*EXERCISE DESCRIPTION*
The records below must be written out exactly, with every picture left behind.

# EXERCISE MATERIAL start

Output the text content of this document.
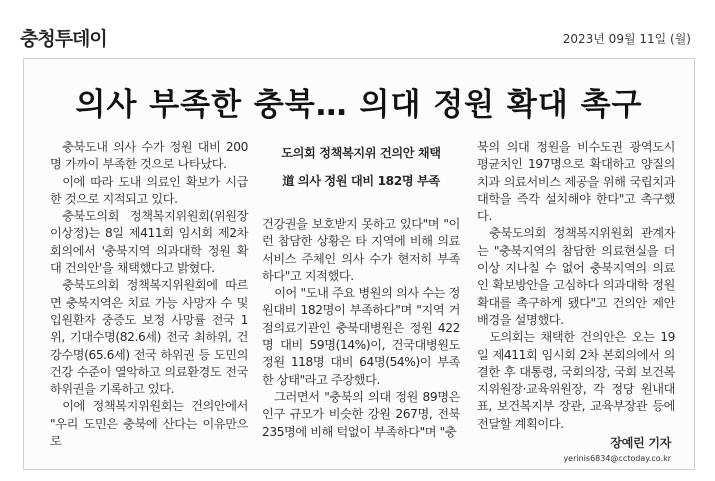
충청투데이	2023년 09월 11일 (월)
의사 부족한 충북… 의대 정원 확대 촉구

충북도내 의사 수가 정원 대비 200명 가까이 부족한 것으로 나타났다.

이에 따라 도내 의료인 확보가 시급한 것으로 지적되고 있다.

충북도의회 정책복지위원회(위원장 이상정)는 8일 제411회 임시회 제2차 회의에서 '충북지역 의과대학 정원 확대 건의안'을 채택했다고 밝혔다.

충북도의회 정책복지위원회에 따르면 충북지역은 치료 가능 사망자 수 및 입원환자 중증도 보정 사망률 전국 1위, 기대수명(82.6세) 전국 최하위, 건강수명(65.6세) 전국 하위권 등 도민의 건강 수준이 열악하고 의료환경도 전국 하위권을 기록하고 있다.

이에 정책복지위원회는 건의안에서 "우리 도민은 충북에 산다는 이유만으로

도의회 정책복지위 건의안 채택
道 의사 정원 대비 182명 부족

건강권을 보호받지 못하고 있다"며 "이런 참담한 상황은 타 지역에 비해 의료서비스 주체인 의사 수가 현저히 부족하다"고 지적했다.

이어 "도내 주요 병원의 의사 수는 정원대비 182명이 부족하다"며 "지역 거점의료기관인 충북대병원은 정원 422명 대비 59명(14%)이, 건국대병원도 정원 118명 대비 64명(54%)이 부족한 상태"라고 주장했다.

그러면서 "충북의 의대 정원 89명은 인구 규모가 비슷한 강원 267명, 전북 235명에 비해 턱없이 부족하다"며 "충

북의 의대 정원을 비수도권 광역도시 평균치인 197명으로 확대하고 양질의 치과 의료서비스 제공을 위해 국립치과대학을 즉각 설치해야 한다"고 촉구했다.

충북도의회 정책복지위원회 관계자는 "충북지역의 참담한 의료현실을 더 이상 지나칠 수 없어 충북지역의 의료인 확보방안을 고심하다 의과대학 정원 확대를 촉구하게 됐다"고 건의안 제안 배경을 설명했다.

도의회는 채택한 건의안은 오는 19일 제411회 임시회 2차 본회의에서 의결한 후 대통령, 국회의장, 국회 보건복지위원장·교육위원장, 각 정당 원내대표, 보건복지부 장관, 교육부장관 등에 전달할 계획이다.

장예린 기자
yerinis6834@cctoday.co.kr
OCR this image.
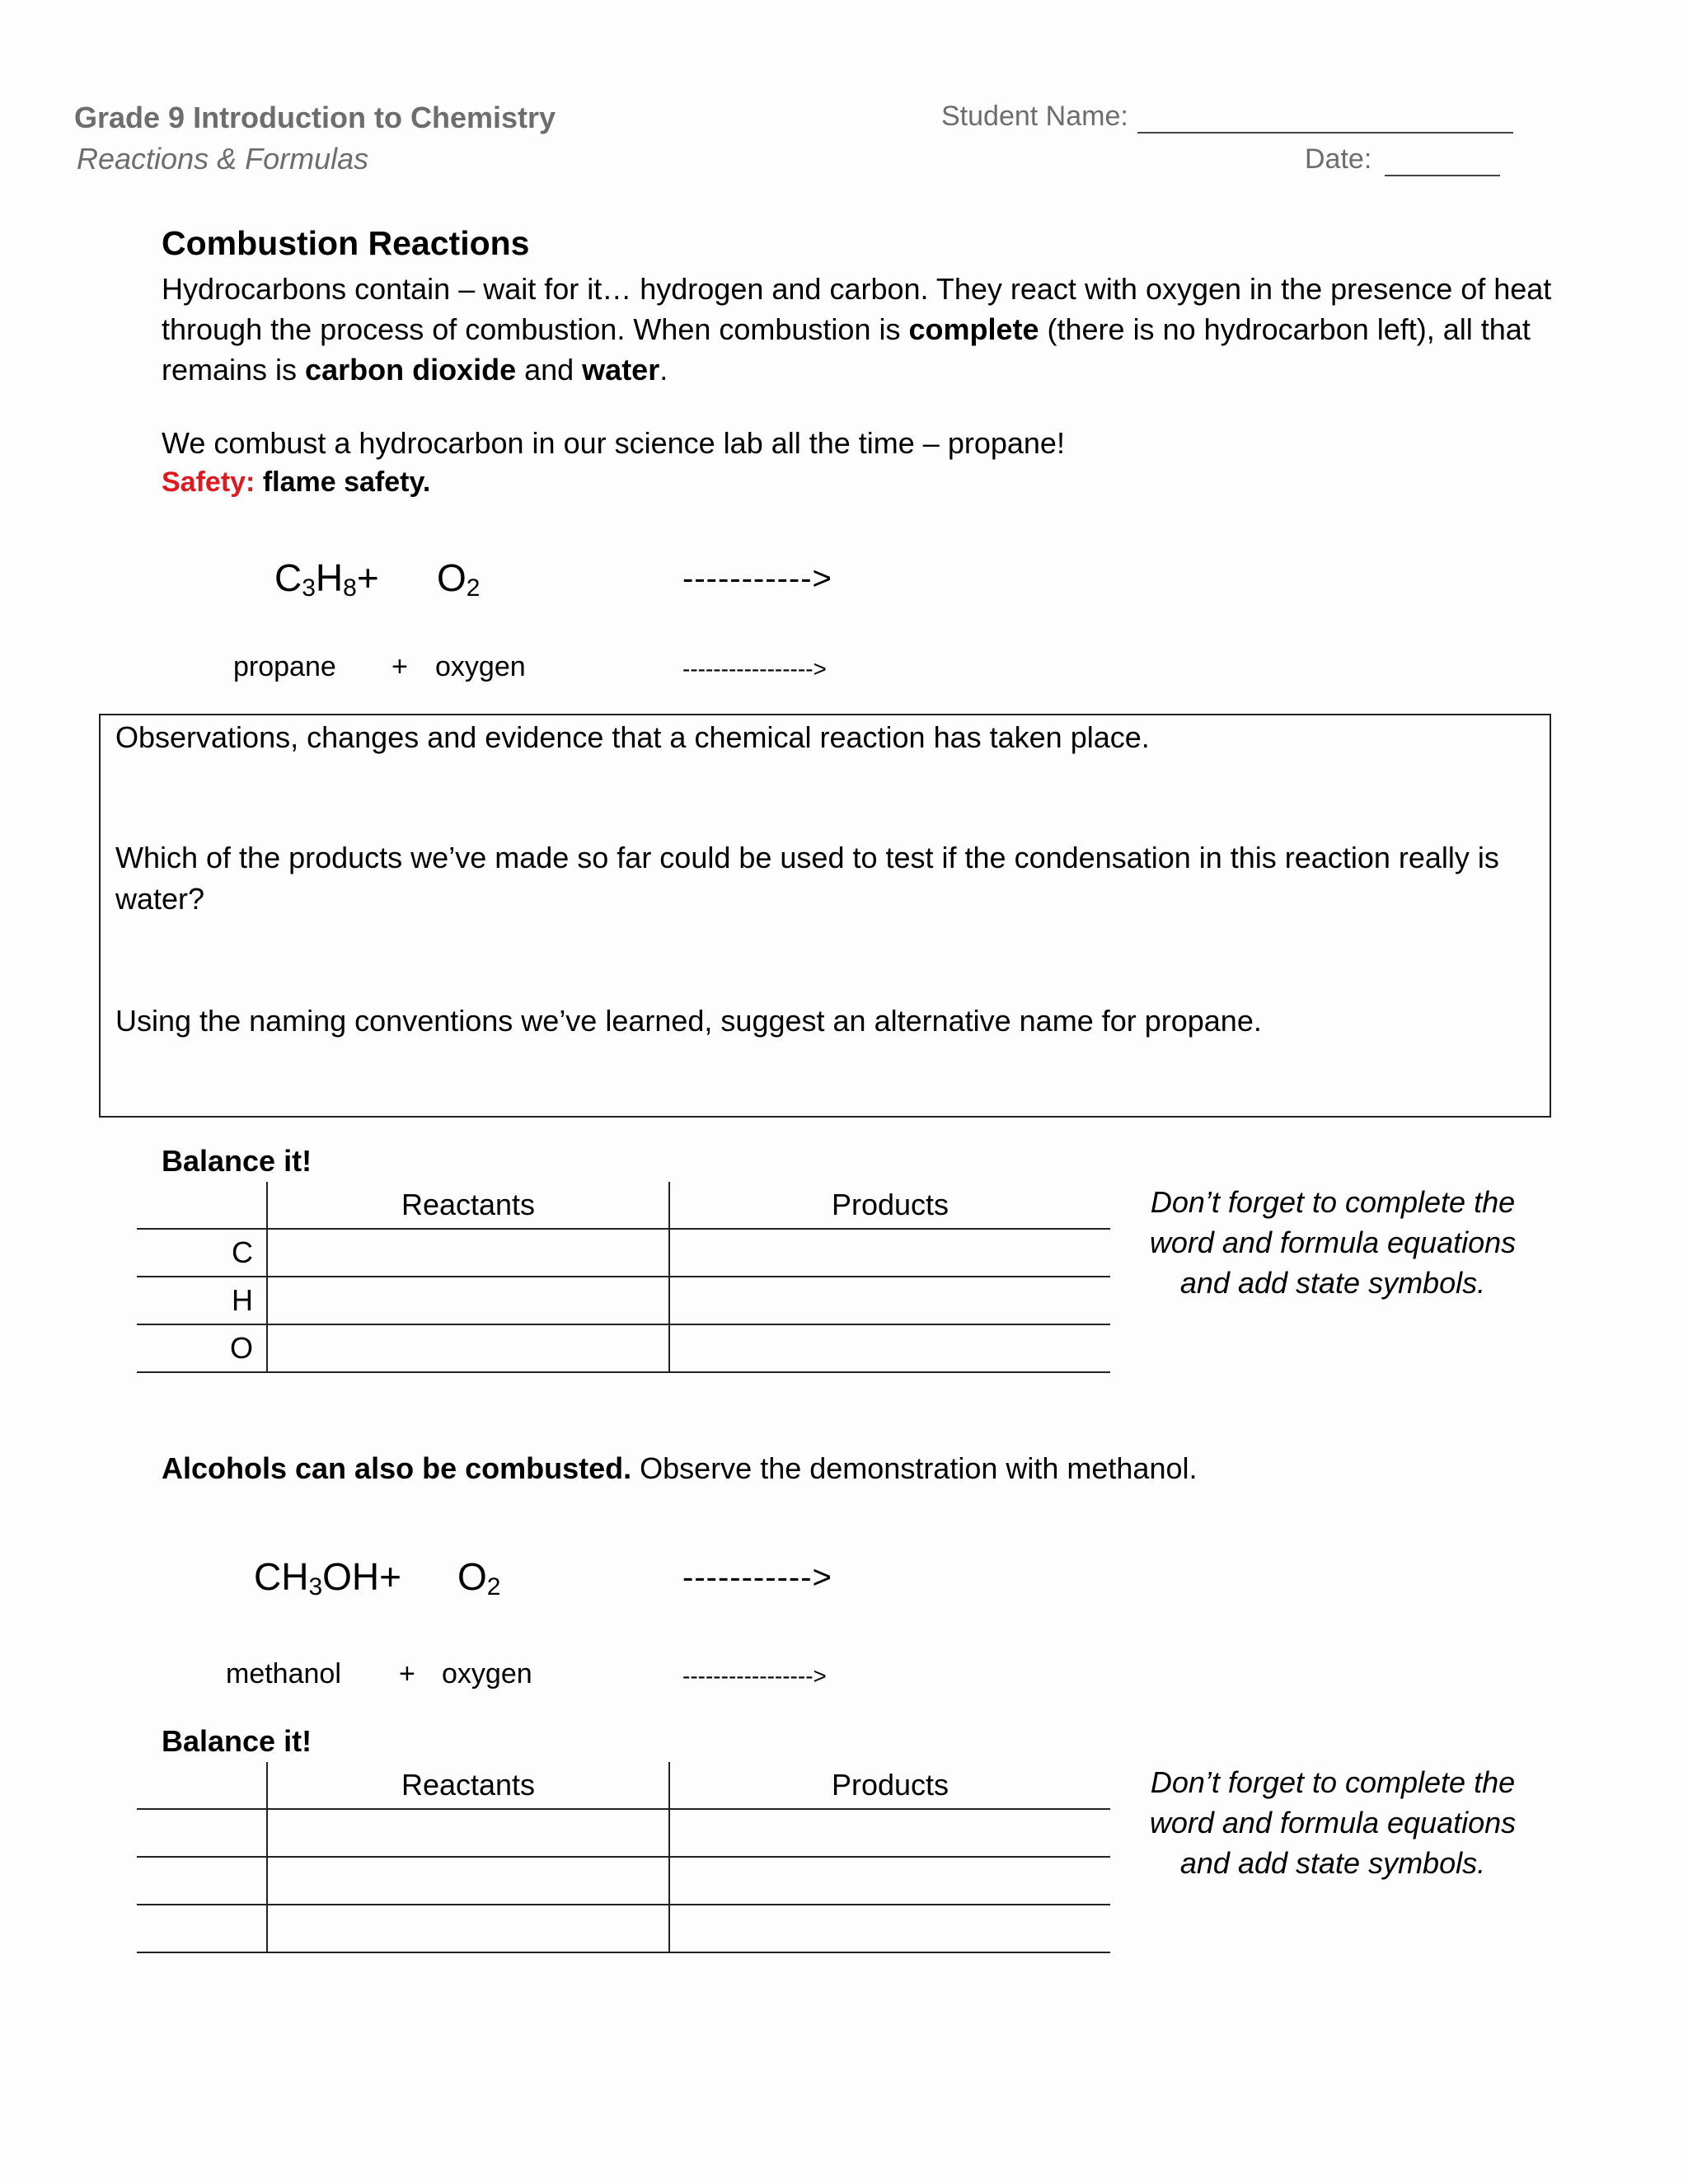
Grade 9 Introduction to Chemistry
Reactions & Formulas
Student Name:
Date:
Combustion Reactions

Hydrocarbons contain – wait for it… hydrogen and carbon. They react with oxygen in the presence of heat through the process of combustion. When combustion is complete (there is no hydrocarbon left), all that remains is carbon dioxide and water.

We combust a hydrocarbon in our science lab all the time – propane!
Safety: flame safety.
$C_3H_8+ O_2$	----------->
propane + oxygen	----------------->
Observations, changes and evidence that a chemical reaction has taken place.
Which of the products we’ve made so far could be used to test if the condensation in this reaction really is water?
Using the naming conventions we’ve learned, suggest an alternative name for propane.
Balance it!
	Reactants	Products
C		
H		
O		
Don’t forget to complete the word and formula equations and add state symbols.
Alcohols can also be combusted. Observe the demonstration with methanol.
$CH_3OH+ O_2$	----------->
methanol + oxygen	----------------->
Balance it!
	Reactants	Products

			Don’t forget to complete the word and formula equations and add state symbols.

# EXERCISE MATERIAL end

*SOLUTION TO THIS PROBLEM*
Output the text content of this document.
충청투데이	2023년 09월 11일 (월)
의사 부족한 충북… 의대 정원 확대 촉구

충북도내 의사 수가 정원 대비 200명 가까이 부족한 것으로 나타났다.

이에 따라 도내 의료인 확보가 시급한 것으로 지적되고 있다.

충북도의회 정책복지위원회(위원장 이상정)는 8일 제411회 임시회 제2차 회의에서 '충북지역 의과대학 정원 확대 건의안'을 채택했다고 밝혔다.

충북도의회 정책복지위원회에 따르면 충북지역은 치료 가능 사망자 수 및 입원환자 중증도 보정 사망률 전국 1위, 기대수명(82.6세) 전국 최하위, 건강수명(65.6세) 전국 하위권 등 도민의 건강 수준이 열악하고 의료환경도 전국 하위권을 기록하고 있다.

이에 정책복지위원회는 건의안에서 "우리 도민은 충북에 산다는 이유만으로

도의회 정책복지위 건의안 채택
道 의사 정원 대비 182명 부족

건강권을 보호받지 못하고 있다"며 "이런 참담한 상황은 타 지역에 비해 의료서비스 주체인 의사 수가 현저히 부족하다"고 지적했다.

이어 "도내 주요 병원의 의사 수는 정원대비 182명이 부족하다"며 "지역 거점의료기관인 충북대병원은 정원 422명 대비 59명(14%)이, 건국대병원도 정원 118명 대비 64명(54%)이 부족한 상태"라고 주장했다.

그러면서 "충북의 의대 정원 89명은 인구 규모가 비슷한 강원 267명, 전북 235명에 비해 턱없이 부족하다"며 "충

북의 의대 정원을 비수도권 광역도시 평균치인 197명으로 확대하고 양질의 치과 의료서비스 제공을 위해 국립치과대학을 즉각 설치해야 한다"고 촉구했다.

충북도의회 정책복지위원회 관계자는 "충북지역의 참담한 의료현실을 더 이상 지나칠 수 없어 충북지역의 의료인 확보방안을 고심하다 의과대학 정원 확대를 촉구하게 됐다"고 건의안 제안 배경을 설명했다.

도의회는 채택한 건의안은 오는 19일 제411회 임시회 2차 본회의에서 의결한 후 대통령, 국회의장, 국회 보건복지위원장·교육위원장, 각 정당 원내대표, 보건복지부 장관, 교육부장관 등에 전달할 계획이다.

장예린 기자
yerinis6834@cctoday.co.kr
OCR this image.
Grade 9 Introduction to Chemistry
Reactions & Formulas
Student Name:
Date:
Combustion Reactions

Hydrocarbons contain – wait for it… hydrogen and carbon. They react with oxygen in the presence of heat through the process of combustion. When combustion is complete (there is no hydrocarbon left), all that remains is carbon dioxide and water.

We combust a hydrocarbon in our science lab all the time – propane!
Safety: flame safety.
$C_3H_8+ O_2$	----------->
propane + oxygen	----------------->
Observations, changes and evidence that a chemical reaction has taken place.
Which of the products we’ve made so far could be used to test if the condensation in this reaction really is water?
Using the naming conventions we’ve learned, suggest an alternative name for propane.
Balance it!
	Reactants	Products
C		
H		
O		
Don’t forget to complete the word and formula equations and add state symbols.
Alcohols can also be combusted. Observe the demonstration with methanol.
$CH_3OH+ O_2$	----------->
methanol + oxygen	----------------->
Balance it!
	Reactants	Products

			Don’t forget to complete the word and formula equations and add state symbols.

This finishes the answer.